Task to carry out →
Look through the listing below and report how many lines contain "left", as a bare number.

Dataset content →
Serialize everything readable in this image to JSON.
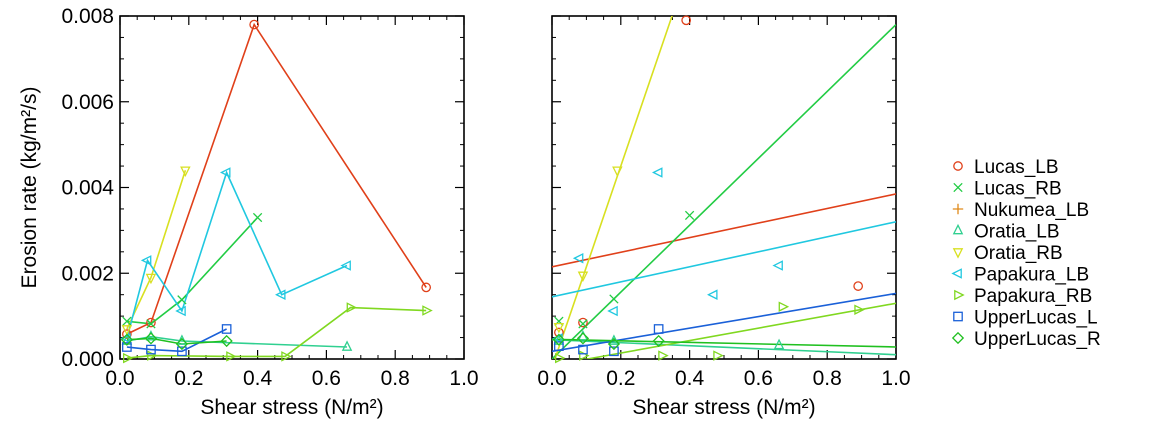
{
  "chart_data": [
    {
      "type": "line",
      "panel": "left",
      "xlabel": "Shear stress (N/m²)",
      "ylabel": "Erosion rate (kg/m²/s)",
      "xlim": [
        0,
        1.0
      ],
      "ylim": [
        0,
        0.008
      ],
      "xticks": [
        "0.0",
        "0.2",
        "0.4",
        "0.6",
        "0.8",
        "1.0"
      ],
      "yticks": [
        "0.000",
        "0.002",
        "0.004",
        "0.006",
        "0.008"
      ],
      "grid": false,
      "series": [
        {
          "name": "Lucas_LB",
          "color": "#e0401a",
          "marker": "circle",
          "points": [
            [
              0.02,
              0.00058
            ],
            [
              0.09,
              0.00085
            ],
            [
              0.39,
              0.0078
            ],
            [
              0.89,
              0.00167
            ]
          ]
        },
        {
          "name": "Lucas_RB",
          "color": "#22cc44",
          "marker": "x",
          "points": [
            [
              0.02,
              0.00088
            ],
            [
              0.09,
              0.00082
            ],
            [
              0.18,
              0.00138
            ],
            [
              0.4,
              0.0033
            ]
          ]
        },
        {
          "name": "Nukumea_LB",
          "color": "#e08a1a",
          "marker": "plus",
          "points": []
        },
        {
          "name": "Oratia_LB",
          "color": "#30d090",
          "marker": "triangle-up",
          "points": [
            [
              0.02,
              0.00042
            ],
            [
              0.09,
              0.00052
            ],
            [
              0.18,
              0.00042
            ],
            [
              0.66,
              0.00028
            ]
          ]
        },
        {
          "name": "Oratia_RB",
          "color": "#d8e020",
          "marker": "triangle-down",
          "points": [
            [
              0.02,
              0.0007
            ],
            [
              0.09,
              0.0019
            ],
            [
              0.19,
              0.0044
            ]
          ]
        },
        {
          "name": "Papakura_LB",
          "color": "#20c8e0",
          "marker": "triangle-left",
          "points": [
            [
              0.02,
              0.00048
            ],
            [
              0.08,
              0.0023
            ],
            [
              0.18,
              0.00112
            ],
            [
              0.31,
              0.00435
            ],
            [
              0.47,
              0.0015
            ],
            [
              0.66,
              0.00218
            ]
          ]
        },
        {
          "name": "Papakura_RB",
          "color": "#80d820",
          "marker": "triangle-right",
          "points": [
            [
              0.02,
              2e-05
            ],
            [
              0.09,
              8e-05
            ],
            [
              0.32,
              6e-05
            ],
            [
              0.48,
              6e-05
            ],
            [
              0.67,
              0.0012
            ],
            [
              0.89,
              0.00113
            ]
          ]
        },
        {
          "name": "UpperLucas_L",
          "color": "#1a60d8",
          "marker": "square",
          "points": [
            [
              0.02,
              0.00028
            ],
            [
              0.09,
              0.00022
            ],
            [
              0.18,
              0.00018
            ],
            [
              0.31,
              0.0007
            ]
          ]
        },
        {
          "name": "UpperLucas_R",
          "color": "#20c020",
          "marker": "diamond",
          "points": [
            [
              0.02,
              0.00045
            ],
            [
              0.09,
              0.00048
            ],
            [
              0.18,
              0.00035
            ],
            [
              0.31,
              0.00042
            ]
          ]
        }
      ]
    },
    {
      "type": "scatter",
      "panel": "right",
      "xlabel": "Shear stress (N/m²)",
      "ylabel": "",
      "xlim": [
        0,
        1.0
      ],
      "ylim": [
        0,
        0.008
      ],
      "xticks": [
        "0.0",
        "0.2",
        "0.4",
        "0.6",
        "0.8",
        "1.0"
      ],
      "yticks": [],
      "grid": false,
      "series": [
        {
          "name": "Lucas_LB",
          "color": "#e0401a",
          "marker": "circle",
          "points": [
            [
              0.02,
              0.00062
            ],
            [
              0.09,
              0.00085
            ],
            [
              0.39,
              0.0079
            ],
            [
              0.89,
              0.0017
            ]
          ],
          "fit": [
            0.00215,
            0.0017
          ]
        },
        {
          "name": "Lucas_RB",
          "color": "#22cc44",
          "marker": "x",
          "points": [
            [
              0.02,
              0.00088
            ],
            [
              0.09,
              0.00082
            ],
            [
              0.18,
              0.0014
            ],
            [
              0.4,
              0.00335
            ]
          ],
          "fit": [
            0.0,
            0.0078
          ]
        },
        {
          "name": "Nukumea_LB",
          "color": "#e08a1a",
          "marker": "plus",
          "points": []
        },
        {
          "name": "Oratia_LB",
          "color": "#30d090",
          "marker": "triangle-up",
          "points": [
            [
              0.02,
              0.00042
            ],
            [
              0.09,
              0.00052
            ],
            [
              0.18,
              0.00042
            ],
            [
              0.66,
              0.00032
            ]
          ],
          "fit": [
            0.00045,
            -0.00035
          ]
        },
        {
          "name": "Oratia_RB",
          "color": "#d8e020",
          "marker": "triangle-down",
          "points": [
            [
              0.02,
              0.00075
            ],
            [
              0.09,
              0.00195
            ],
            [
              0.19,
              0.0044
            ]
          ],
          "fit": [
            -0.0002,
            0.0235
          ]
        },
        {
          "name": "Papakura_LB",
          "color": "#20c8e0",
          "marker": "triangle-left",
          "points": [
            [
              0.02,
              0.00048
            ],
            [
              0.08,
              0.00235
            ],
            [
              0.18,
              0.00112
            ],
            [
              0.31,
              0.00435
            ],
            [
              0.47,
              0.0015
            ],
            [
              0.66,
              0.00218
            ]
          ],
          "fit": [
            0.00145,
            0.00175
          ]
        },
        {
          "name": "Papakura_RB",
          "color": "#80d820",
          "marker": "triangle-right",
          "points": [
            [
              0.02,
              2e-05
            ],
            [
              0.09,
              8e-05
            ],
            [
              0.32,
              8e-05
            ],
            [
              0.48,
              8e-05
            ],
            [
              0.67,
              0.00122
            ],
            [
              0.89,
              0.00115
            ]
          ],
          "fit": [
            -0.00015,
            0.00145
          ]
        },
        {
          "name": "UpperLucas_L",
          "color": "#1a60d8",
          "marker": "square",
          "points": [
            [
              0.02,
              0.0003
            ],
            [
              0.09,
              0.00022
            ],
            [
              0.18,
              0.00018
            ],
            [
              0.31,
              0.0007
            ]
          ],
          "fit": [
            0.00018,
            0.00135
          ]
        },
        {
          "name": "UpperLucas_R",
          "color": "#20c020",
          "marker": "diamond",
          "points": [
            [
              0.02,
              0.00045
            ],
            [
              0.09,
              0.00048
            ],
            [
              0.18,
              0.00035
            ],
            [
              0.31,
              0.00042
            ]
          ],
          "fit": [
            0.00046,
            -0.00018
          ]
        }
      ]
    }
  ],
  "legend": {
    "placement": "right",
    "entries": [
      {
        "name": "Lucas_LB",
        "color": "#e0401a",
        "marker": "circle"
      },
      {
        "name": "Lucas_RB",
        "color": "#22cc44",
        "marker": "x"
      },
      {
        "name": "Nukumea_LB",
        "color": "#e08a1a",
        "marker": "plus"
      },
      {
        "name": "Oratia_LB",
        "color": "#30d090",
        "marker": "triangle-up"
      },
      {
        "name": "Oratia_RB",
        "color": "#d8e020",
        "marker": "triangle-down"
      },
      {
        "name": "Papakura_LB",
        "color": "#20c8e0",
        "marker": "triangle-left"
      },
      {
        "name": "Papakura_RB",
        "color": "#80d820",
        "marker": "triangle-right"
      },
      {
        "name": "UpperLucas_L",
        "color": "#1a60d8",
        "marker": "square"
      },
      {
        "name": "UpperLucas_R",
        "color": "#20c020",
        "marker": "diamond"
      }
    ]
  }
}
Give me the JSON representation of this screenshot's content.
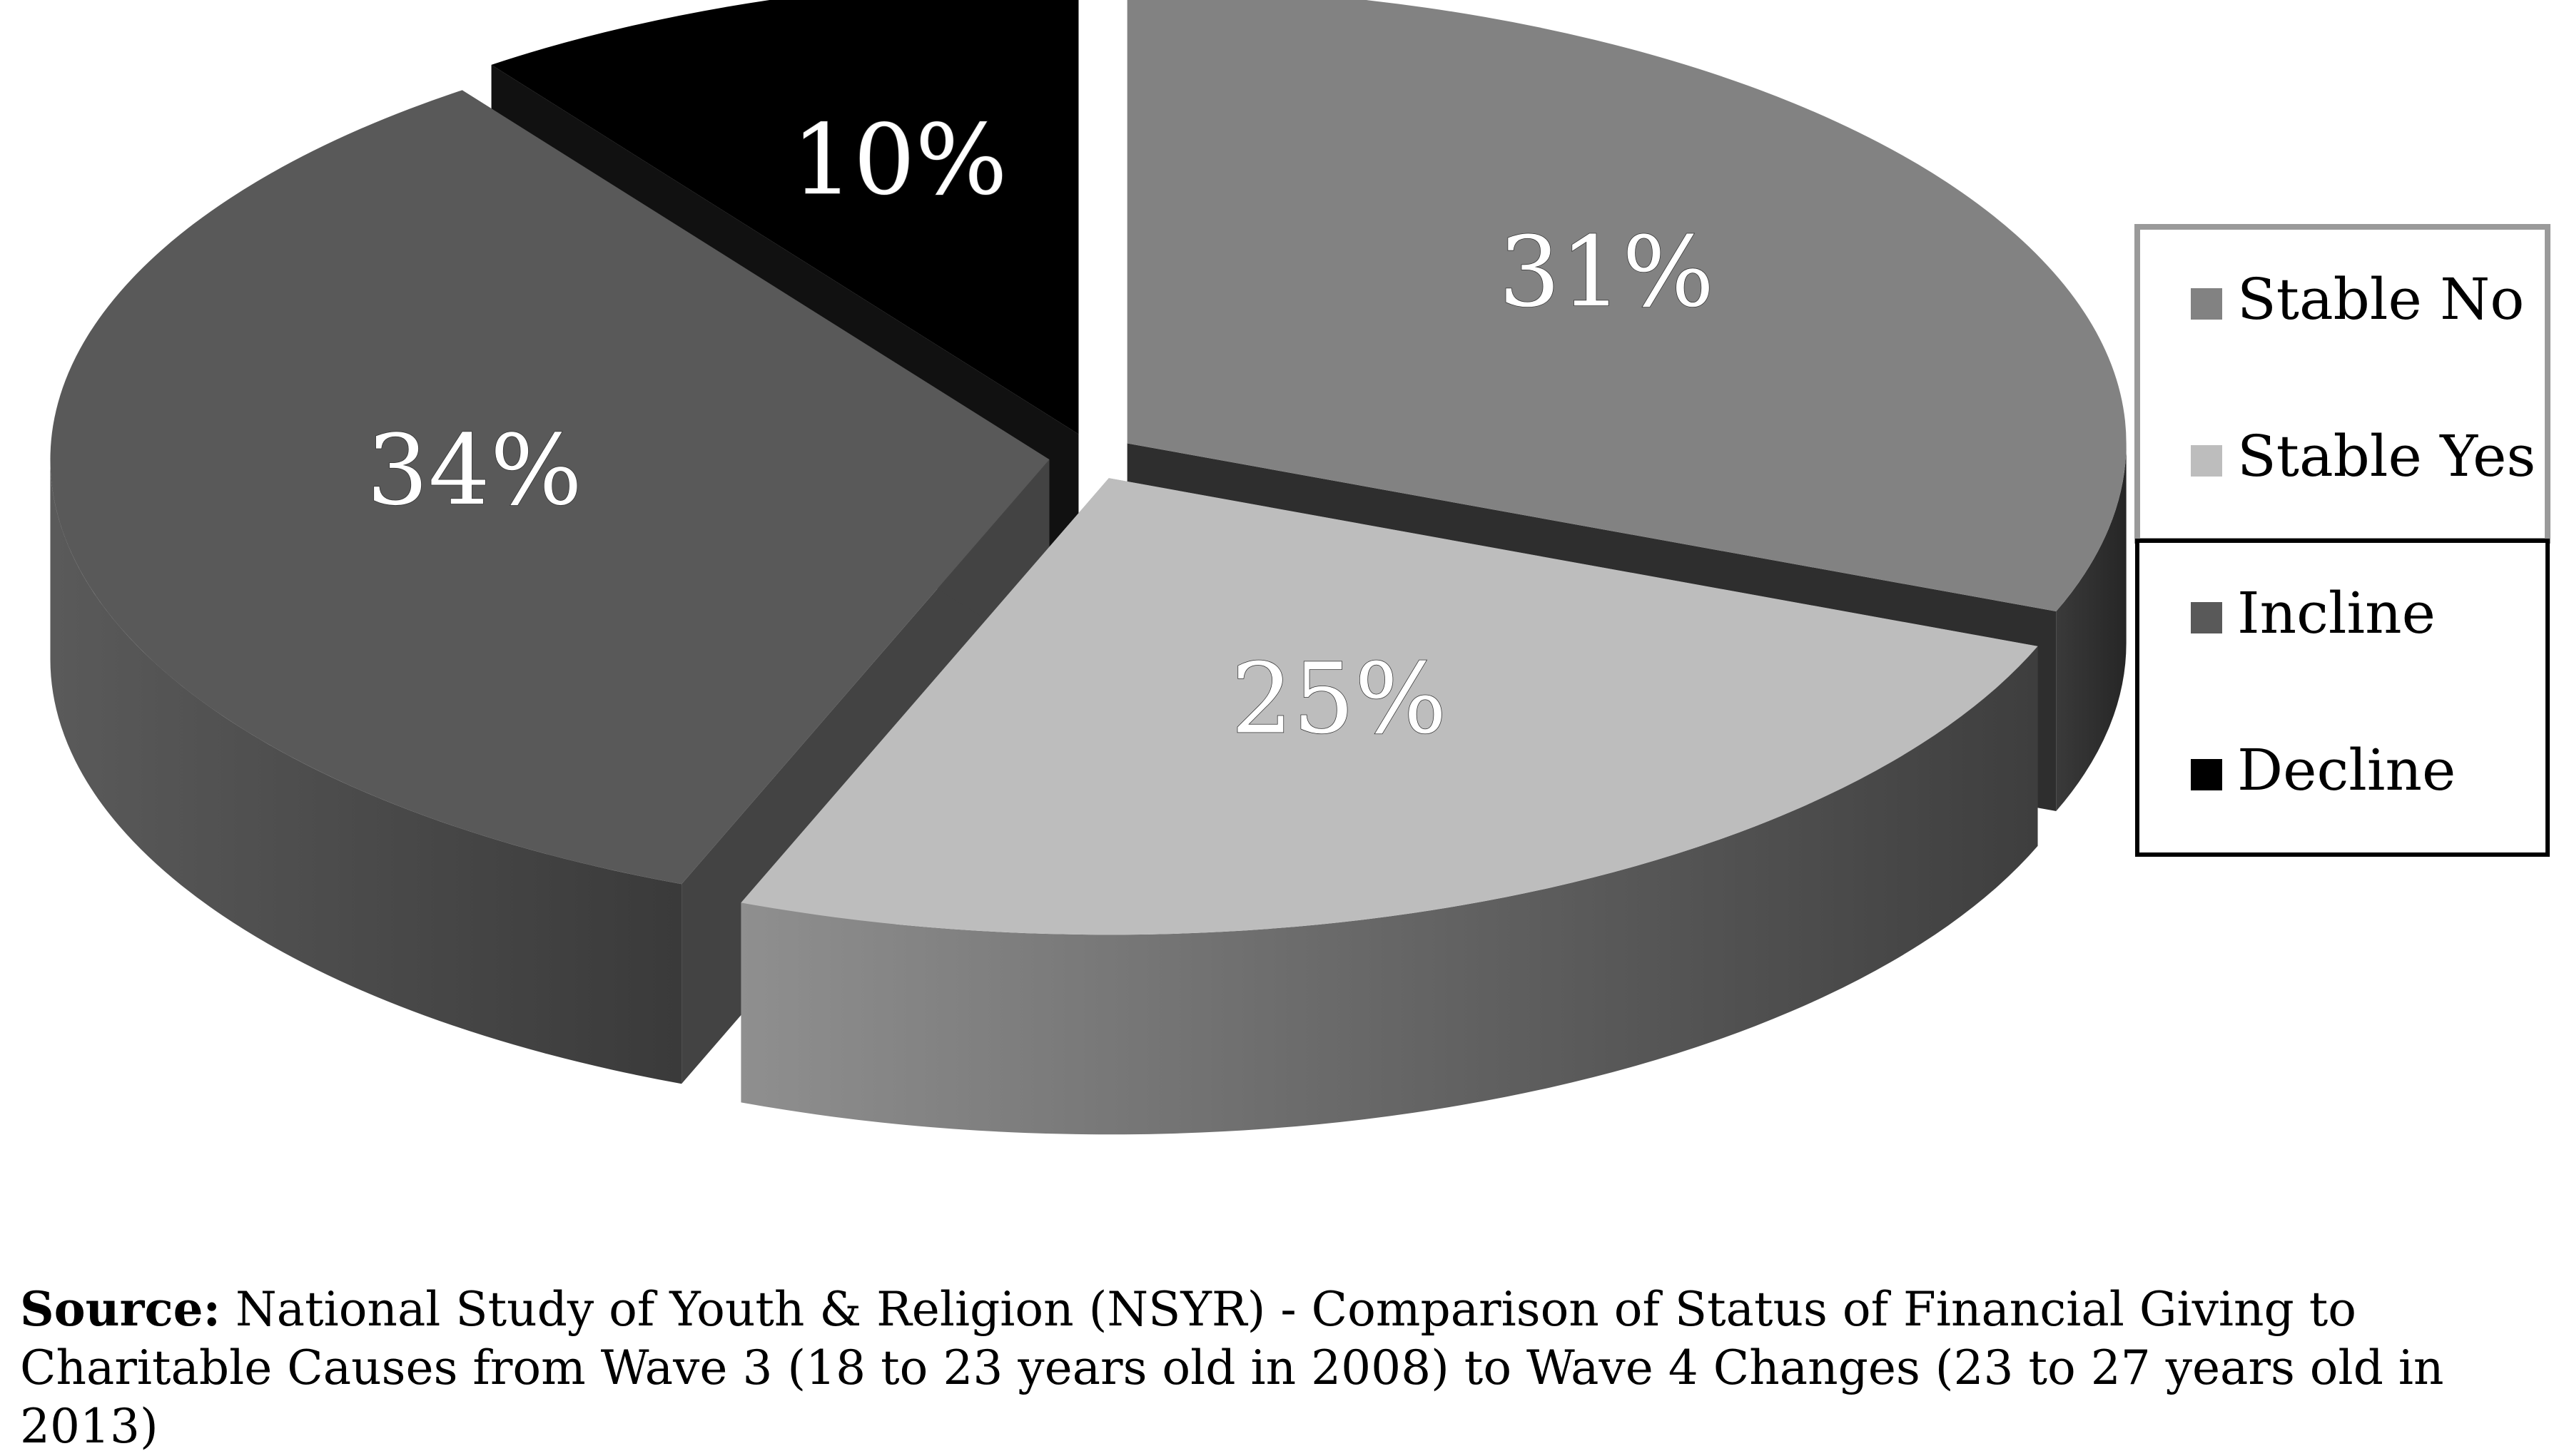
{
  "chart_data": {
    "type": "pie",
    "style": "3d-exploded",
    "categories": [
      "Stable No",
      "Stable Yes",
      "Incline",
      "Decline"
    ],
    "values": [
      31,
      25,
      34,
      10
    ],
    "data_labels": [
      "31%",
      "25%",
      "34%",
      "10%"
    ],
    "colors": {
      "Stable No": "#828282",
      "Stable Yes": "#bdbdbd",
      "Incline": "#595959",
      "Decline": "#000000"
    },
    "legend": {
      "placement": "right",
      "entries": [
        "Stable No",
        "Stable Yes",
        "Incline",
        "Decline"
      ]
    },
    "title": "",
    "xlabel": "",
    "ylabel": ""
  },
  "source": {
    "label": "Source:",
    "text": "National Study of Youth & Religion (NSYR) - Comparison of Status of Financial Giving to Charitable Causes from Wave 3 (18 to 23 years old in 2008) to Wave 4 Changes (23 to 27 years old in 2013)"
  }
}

Response →
4